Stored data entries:
◇ ◇ ◇

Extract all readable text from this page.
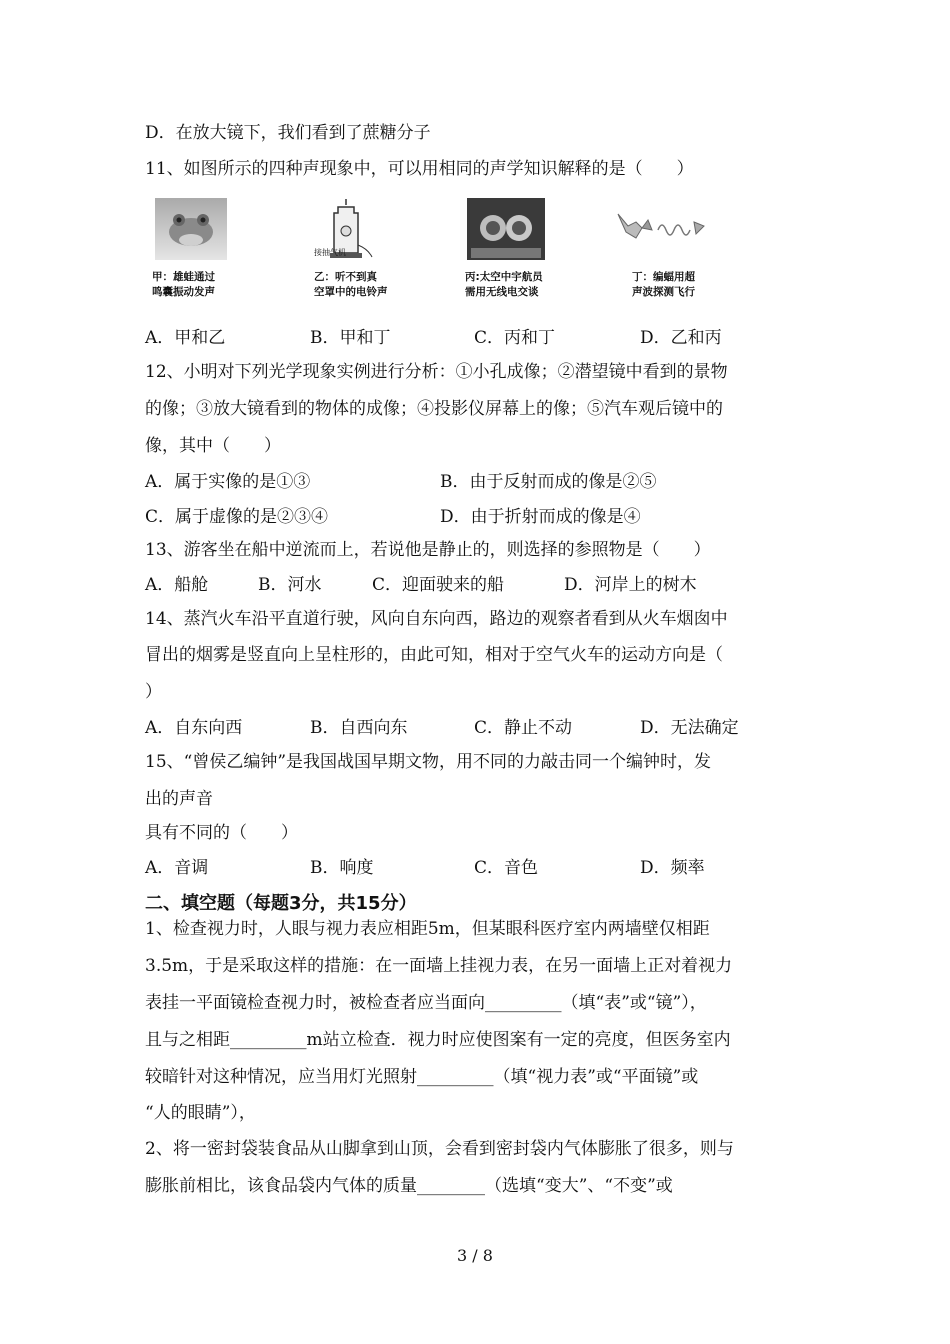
D．在放大镜下，我们看到了蔗糖分子
11、如图所示的四种声现象中，可以用相同的声学知识解释的是（　　）
甲：雄蛙通过
鸣囊振动发声
接抽气机
乙：听不到真
空罩中的电铃声
丙:太空中宇航员
需用无线电交谈
丁：编蝠用超
声波探测飞行
A．甲和乙	B．甲和丁	C．丙和丁	D．乙和丙
12、小明对下列光学现象实例进行分析：①小孔成像；②潜望镜中看到的景物
的像；③放大镜看到的物体的成像；④投影仪屏幕上的像；⑤汽车观后镜中的
像，其中（　　）
A．属于实像的是①③	B．由于反射而成的像是②⑤
C．属于虚像的是②③④	D．由于折射而成的像是④
13、游客坐在船中逆流而上，若说他是静止的，则选择的参照物是（　　）
A．船舱	B．河水	C．迎面驶来的船	D．河岸上的树木
14、蒸汽火车沿平直道行驶，风向自东向西，路边的观察者看到从火车烟囱中
冒出的烟雾是竖直向上呈柱形的，由此可知，相对于空气火车的运动方向是（
）
A．自东向西	B．自西向东	C．静止不动	D．无法确定
15、“曾侯乙编钟”是我国战国早期文物，用不同的力敲击同一个编钟时，发
出的声音
具有不同的（　　）
A．音调	B．响度	C．音色	D．频率
二、填空题（每题3分，共15分）
1、检查视力时，人眼与视力表应相距5m，但某眼科医疗室内两墙壁仅相距
3.5m，于是采取这样的措施：在一面墙上挂视力表，在另一面墙上正对着视力
表挂一平面镜检查视力时，被检查者应当面向_________（填“表”或“镜”），
且与之相距_________m站立检查．视力时应使图案有一定的亮度，但医务室内
较暗针对这种情况，应当用灯光照射_________（填“视力表”或“平面镜”或
“人的眼睛”），
2、将一密封袋装食品从山脚拿到山顶，会看到密封袋内气体膨胀了很多，则与
膨胀前相比，该食品袋内气体的质量________（选填“变大”、“不变”或
3 / 8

◇ ◇ ◇

**REQUIREMENTS**:
Retype all of the entries exactly as written, leaving out any images.

**FINAL RESULT**:
Extract all readable text from this page.
D．在放大镜下，我们看到了蔗糖分子
11、如图所示的四种声现象中，可以用相同的声学知识解释的是（　　）
甲：雄蛙通过
鸣囊振动发声
接抽气机
乙：听不到真
空罩中的电铃声
丙:太空中宇航员
需用无线电交谈
丁：编蝠用超
声波探测飞行
A．甲和乙	B．甲和丁	C．丙和丁	D．乙和丙
12、小明对下列光学现象实例进行分析：①小孔成像；②潜望镜中看到的景物
的像；③放大镜看到的物体的成像；④投影仪屏幕上的像；⑤汽车观后镜中的
像，其中（　　）
A．属于实像的是①③	B．由于反射而成的像是②⑤
C．属于虚像的是②③④	D．由于折射而成的像是④
13、游客坐在船中逆流而上，若说他是静止的，则选择的参照物是（　　）
A．船舱	B．河水	C．迎面驶来的船	D．河岸上的树木
14、蒸汽火车沿平直道行驶，风向自东向西，路边的观察者看到从火车烟囱中
冒出的烟雾是竖直向上呈柱形的，由此可知，相对于空气火车的运动方向是（
）
A．自东向西	B．自西向东	C．静止不动	D．无法确定
15、“曾侯乙编钟”是我国战国早期文物，用不同的力敲击同一个编钟时，发
出的声音
具有不同的（　　）
A．音调	B．响度	C．音色	D．频率
二、填空题（每题3分，共15分）
1、检查视力时，人眼与视力表应相距5m，但某眼科医疗室内两墙壁仅相距
3.5m，于是采取这样的措施：在一面墙上挂视力表，在另一面墙上正对着视力
表挂一平面镜检查视力时，被检查者应当面向_________（填“表”或“镜”），
且与之相距_________m站立检查．视力时应使图案有一定的亮度，但医务室内
较暗针对这种情况，应当用灯光照射_________（填“视力表”或“平面镜”或
“人的眼睛”），
2、将一密封袋装食品从山脚拿到山顶，会看到密封袋内气体膨胀了很多，则与
膨胀前相比，该食品袋内气体的质量________（选填“变大”、“不变”或
3 / 8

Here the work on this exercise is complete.